# Exercise brief:
Pull every line containing the word "vodní" from the records.

^^^^^^^^^^^^^^^^

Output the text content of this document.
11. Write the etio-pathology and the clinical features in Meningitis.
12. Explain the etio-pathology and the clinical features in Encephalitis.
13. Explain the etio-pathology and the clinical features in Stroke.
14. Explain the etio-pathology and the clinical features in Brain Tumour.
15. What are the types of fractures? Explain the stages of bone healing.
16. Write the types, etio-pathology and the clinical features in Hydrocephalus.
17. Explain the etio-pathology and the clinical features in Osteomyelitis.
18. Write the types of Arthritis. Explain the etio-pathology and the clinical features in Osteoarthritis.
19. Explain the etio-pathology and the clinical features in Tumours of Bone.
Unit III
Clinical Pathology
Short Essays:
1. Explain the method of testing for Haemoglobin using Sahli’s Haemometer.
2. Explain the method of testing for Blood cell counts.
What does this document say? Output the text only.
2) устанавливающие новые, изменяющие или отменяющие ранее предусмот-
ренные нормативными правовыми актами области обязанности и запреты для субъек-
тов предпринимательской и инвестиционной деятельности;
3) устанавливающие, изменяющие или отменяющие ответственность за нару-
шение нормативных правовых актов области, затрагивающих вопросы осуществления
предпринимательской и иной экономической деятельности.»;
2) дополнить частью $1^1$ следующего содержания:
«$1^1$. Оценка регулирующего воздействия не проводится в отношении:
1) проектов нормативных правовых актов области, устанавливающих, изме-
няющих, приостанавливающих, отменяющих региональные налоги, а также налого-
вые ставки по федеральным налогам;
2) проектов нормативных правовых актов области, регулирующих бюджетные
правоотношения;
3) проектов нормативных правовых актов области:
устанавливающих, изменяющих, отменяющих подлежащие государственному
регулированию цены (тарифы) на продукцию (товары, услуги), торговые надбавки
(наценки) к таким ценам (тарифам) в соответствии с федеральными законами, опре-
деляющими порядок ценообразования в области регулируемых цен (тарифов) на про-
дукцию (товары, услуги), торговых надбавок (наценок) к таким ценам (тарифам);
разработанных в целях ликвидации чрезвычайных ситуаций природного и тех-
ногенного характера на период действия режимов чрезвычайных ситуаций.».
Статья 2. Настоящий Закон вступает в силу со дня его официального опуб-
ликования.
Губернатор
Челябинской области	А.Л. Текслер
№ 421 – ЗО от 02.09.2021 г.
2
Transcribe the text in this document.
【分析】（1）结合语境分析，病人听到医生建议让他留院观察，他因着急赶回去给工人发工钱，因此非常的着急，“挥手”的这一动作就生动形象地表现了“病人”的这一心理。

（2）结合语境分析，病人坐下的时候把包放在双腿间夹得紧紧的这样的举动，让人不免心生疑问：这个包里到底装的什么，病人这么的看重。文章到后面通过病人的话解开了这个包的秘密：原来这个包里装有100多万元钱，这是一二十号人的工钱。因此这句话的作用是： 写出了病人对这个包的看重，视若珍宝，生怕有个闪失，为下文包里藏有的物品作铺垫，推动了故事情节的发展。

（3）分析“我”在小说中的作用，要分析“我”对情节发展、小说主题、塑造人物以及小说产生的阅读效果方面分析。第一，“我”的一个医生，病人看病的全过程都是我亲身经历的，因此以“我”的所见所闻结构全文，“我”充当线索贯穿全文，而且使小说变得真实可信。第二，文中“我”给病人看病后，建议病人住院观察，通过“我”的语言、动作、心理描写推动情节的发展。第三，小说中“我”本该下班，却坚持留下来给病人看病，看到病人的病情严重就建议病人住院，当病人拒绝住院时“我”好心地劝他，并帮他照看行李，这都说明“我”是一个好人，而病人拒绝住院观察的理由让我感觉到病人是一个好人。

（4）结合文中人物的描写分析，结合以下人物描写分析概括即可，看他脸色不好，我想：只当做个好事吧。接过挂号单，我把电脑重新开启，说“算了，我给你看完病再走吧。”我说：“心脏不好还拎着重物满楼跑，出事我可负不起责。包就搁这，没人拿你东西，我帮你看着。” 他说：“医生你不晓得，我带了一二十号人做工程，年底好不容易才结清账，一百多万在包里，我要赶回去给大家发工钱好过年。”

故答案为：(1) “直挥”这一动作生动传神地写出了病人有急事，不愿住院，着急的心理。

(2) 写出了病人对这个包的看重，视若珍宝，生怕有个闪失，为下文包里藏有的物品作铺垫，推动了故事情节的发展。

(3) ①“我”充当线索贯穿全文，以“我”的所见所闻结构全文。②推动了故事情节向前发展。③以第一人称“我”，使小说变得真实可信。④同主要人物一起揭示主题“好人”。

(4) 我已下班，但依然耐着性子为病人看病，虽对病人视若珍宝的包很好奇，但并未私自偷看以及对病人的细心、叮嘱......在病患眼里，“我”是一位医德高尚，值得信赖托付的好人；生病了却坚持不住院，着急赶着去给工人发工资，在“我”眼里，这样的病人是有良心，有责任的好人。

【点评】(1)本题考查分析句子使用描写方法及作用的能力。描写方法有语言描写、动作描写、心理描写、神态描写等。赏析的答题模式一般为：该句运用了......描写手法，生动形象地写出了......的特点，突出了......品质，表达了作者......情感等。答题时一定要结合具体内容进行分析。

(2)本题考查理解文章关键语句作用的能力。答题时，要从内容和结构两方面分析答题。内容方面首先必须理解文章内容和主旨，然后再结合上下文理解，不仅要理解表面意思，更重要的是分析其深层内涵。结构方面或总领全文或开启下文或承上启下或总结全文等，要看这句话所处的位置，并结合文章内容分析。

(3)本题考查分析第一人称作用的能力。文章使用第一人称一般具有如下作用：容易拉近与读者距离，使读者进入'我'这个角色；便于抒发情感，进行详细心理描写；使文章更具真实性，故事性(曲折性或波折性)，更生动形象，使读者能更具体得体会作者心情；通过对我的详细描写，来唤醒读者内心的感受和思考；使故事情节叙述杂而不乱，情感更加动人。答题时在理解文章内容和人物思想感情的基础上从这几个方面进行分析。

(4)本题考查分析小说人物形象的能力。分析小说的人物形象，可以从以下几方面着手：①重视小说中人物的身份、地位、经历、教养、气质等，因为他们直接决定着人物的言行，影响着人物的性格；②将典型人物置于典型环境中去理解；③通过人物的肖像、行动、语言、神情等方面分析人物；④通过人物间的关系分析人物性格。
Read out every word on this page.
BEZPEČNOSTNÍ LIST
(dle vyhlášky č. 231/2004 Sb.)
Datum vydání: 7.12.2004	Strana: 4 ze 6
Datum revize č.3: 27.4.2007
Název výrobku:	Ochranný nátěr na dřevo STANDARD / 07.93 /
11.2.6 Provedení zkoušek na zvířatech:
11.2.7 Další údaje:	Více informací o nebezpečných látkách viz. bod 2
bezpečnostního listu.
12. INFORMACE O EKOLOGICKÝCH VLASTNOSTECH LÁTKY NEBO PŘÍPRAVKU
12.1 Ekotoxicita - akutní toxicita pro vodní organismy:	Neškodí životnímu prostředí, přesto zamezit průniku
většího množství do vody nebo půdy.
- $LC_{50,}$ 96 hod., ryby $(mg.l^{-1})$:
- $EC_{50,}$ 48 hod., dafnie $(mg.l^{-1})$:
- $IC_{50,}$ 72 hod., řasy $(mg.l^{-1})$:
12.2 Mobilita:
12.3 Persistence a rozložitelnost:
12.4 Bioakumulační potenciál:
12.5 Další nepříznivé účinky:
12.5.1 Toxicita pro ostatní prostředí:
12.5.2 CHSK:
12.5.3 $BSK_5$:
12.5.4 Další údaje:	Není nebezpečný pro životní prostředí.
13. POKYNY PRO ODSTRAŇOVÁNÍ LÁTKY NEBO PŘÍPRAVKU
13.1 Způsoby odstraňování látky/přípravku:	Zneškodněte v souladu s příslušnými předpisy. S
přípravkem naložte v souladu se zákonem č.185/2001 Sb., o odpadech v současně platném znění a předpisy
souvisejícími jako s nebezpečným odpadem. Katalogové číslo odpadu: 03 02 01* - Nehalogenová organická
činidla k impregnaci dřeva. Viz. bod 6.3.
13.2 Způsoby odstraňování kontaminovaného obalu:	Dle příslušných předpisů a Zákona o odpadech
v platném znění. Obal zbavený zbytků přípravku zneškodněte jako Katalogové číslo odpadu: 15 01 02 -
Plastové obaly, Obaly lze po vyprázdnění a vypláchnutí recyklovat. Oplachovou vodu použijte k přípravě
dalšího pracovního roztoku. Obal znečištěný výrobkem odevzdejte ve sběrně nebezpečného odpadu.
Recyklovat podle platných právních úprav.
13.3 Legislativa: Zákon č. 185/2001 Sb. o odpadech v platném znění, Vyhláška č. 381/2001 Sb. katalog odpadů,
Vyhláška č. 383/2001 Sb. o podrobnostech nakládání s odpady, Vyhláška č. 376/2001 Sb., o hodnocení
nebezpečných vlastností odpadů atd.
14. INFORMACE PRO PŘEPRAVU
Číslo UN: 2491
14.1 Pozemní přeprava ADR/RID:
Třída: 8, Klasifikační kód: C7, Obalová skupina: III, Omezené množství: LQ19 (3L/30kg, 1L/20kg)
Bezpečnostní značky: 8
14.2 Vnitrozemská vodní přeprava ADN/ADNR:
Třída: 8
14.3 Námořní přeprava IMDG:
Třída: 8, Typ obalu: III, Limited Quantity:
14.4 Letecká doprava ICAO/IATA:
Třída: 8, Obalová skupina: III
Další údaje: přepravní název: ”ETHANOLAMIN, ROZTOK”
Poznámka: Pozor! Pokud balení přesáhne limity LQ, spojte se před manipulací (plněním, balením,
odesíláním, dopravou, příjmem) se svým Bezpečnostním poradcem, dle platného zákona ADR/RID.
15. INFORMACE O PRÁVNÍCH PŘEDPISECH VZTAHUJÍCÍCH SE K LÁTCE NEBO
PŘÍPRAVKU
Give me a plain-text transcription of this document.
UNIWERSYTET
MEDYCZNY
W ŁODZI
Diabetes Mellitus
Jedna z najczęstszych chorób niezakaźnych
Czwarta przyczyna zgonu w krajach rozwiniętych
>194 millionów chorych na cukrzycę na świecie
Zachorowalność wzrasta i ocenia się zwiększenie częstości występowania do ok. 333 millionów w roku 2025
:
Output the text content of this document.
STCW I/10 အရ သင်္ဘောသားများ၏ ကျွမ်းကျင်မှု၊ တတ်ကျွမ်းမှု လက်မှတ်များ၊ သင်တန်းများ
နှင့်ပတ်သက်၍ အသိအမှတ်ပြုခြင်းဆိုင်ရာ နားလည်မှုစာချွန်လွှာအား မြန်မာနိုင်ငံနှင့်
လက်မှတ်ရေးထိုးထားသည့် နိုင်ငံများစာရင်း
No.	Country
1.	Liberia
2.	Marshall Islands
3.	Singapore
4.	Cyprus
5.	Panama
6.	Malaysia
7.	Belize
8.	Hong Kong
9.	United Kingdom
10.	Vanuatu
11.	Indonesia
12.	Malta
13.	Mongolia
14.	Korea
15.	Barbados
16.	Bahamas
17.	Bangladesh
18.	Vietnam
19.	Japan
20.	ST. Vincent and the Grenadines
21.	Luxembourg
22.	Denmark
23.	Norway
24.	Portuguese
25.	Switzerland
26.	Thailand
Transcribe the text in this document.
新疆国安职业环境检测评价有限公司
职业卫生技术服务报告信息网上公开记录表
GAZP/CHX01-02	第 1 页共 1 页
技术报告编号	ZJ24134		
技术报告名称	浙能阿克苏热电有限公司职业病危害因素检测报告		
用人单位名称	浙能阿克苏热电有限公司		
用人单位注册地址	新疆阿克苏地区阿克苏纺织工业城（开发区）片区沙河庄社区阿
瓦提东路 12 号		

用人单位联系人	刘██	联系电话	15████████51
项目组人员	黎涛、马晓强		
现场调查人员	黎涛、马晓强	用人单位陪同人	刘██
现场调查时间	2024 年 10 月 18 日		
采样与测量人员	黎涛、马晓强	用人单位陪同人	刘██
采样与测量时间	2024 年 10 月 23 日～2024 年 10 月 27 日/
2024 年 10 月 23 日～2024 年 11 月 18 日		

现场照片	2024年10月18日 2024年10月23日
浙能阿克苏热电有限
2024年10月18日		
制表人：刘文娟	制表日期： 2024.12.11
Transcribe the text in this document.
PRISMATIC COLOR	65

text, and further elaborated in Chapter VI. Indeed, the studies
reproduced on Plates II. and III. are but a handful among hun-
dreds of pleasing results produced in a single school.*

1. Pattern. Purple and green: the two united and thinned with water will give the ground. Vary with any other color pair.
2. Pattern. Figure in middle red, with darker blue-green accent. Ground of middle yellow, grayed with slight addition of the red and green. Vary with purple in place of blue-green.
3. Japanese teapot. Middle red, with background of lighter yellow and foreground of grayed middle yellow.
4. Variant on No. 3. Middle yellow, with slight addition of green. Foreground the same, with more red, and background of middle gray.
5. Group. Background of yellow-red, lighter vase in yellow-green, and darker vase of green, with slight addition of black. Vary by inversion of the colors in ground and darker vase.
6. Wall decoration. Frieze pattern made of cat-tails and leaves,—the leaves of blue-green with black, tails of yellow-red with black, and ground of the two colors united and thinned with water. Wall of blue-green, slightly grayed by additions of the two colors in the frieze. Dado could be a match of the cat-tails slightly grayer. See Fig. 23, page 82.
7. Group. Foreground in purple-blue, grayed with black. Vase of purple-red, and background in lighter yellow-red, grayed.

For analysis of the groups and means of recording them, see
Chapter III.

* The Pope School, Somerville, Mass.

^^^^^^^^^^^^^^^^

# Solution below:
12.1 Ekotoxicita - akutní toxicita pro vodní organismy:	Neškodí životnímu prostředí, přesto zamezit průniku
14.2 Vnitrozemská vodní přeprava ADN/ADNR:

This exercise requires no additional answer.